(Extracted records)
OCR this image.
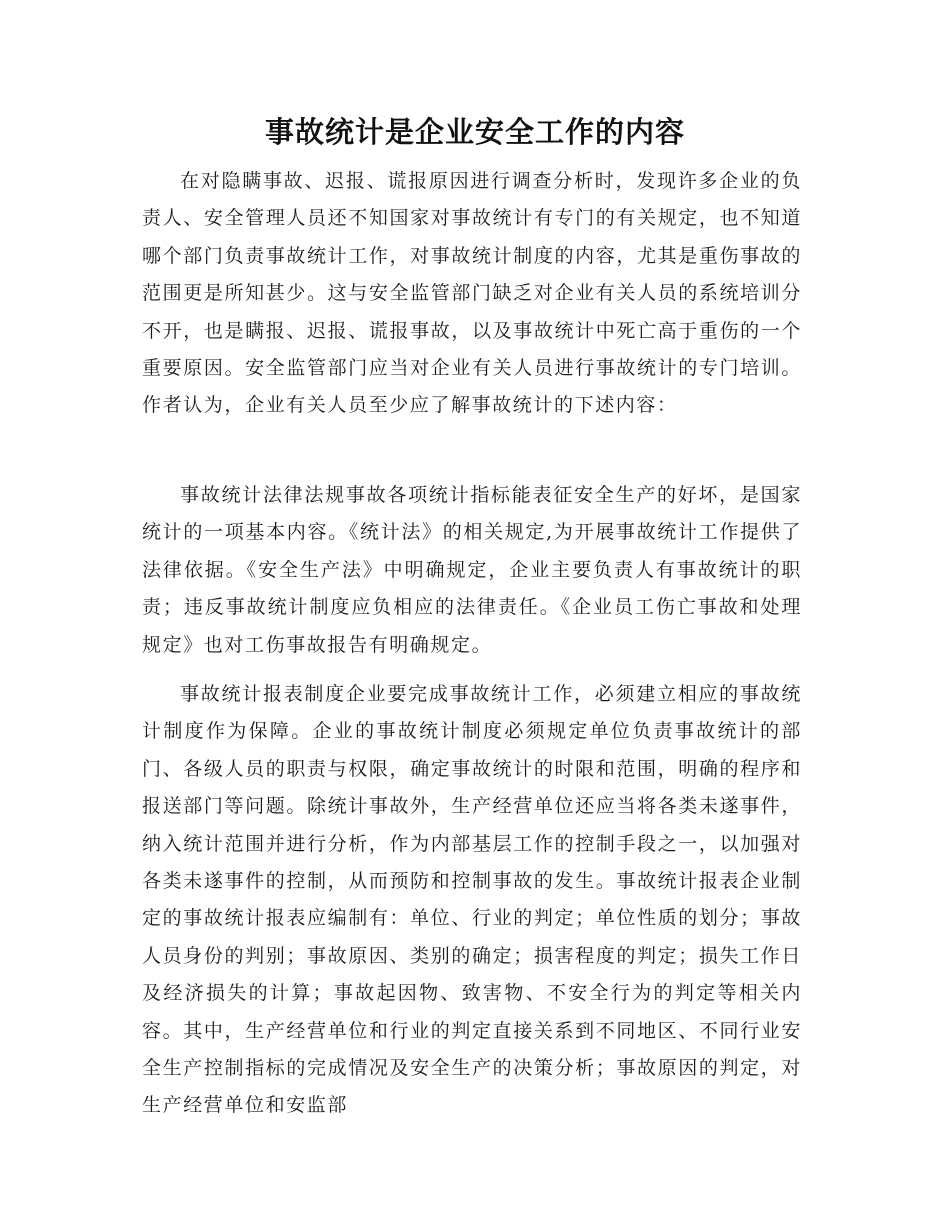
事故统计是企业安全工作的内容

在对隐瞒事故、迟报、谎报原因进行调查分析时，发现许多企业的负责人、安全管理人员还不知国家对事故统计有专门的有关规定，也不知道哪个部门负责事故统计工作，对事故统计制度的内容，尤其是重伤事故的范围更是所知甚少。这与安全监管部门缺乏对企业有关人员的系统培训分不开，也是瞒报、迟报、谎报事故，以及事故统计中死亡高于重伤的一个重要原因。安全监管部门应当对企业有关人员进行事故统计的专门培训。作者认为，企业有关人员至少应了解事故统计的下述内容：

事故统计法律法规事故各项统计指标能表征安全生产的好坏，是国家统计的一项基本内容。《统计法》的相关规定,为开展事故统计工作提供了法律依据。《安全生产法》中明确规定，企业主要负责人有事故统计的职责；违反事故统计制度应负相应的法律责任。《企业员工伤亡事故和处理规定》也对工伤事故报告有明确规定。

事故统计报表制度企业要完成事故统计工作，必须建立相应的事故统计制度作为保障。企业的事故统计制度必须规定单位负责事故统计的部门、各级人员的职责与权限，确定事故统计的时限和范围，明确的程序和报送部门等问题。除统计事故外，生产经营单位还应当将各类未遂事件，纳入统计范围并进行分析，作为内部基层工作的控制手段之一，以加强对各类未遂事件的控制，从而预防和控制事故的发生。事故统计报表企业制定的事故统计报表应编制有：单位、行业的判定；单位性质的划分；事故人员身份的判别；事故原因、类别的确定；损害程度的判定；损失工作日及经济损失的计算；事故起因物、致害物、不安全行为的判定等相关内容。其中，生产经营单位和行业的判定直接关系到不同地区、不同行业安全生产控制指标的完成情况及安全生产的决策分析；事故原因的判定，对生产经营单位和安监部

What to work on>
Write out the records above exactly as they appear, leaving out any pictures.

Exercise answer>
OCR this image.
事故统计是企业安全工作的内容

在对隐瞒事故、迟报、谎报原因进行调查分析时，发现许多企业的负责人、安全管理人员还不知国家对事故统计有专门的有关规定，也不知道哪个部门负责事故统计工作，对事故统计制度的内容，尤其是重伤事故的范围更是所知甚少。这与安全监管部门缺乏对企业有关人员的系统培训分不开，也是瞒报、迟报、谎报事故，以及事故统计中死亡高于重伤的一个重要原因。安全监管部门应当对企业有关人员进行事故统计的专门培训。作者认为，企业有关人员至少应了解事故统计的下述内容：

事故统计法律法规事故各项统计指标能表征安全生产的好坏，是国家统计的一项基本内容。《统计法》的相关规定,为开展事故统计工作提供了法律依据。《安全生产法》中明确规定，企业主要负责人有事故统计的职责；违反事故统计制度应负相应的法律责任。《企业员工伤亡事故和处理规定》也对工伤事故报告有明确规定。

事故统计报表制度企业要完成事故统计工作，必须建立相应的事故统计制度作为保障。企业的事故统计制度必须规定单位负责事故统计的部门、各级人员的职责与权限，确定事故统计的时限和范围，明确的程序和报送部门等问题。除统计事故外，生产经营单位还应当将各类未遂事件，纳入统计范围并进行分析，作为内部基层工作的控制手段之一，以加强对各类未遂事件的控制，从而预防和控制事故的发生。事故统计报表企业制定的事故统计报表应编制有：单位、行业的判定；单位性质的划分；事故人员身份的判别；事故原因、类别的确定；损害程度的判定；损失工作日及经济损失的计算；事故起因物、致害物、不安全行为的判定等相关内容。其中，生产经营单位和行业的判定直接关系到不同地区、不同行业安全生产控制指标的完成情况及安全生产的决策分析；事故原因的判定，对生产经营单位和安监部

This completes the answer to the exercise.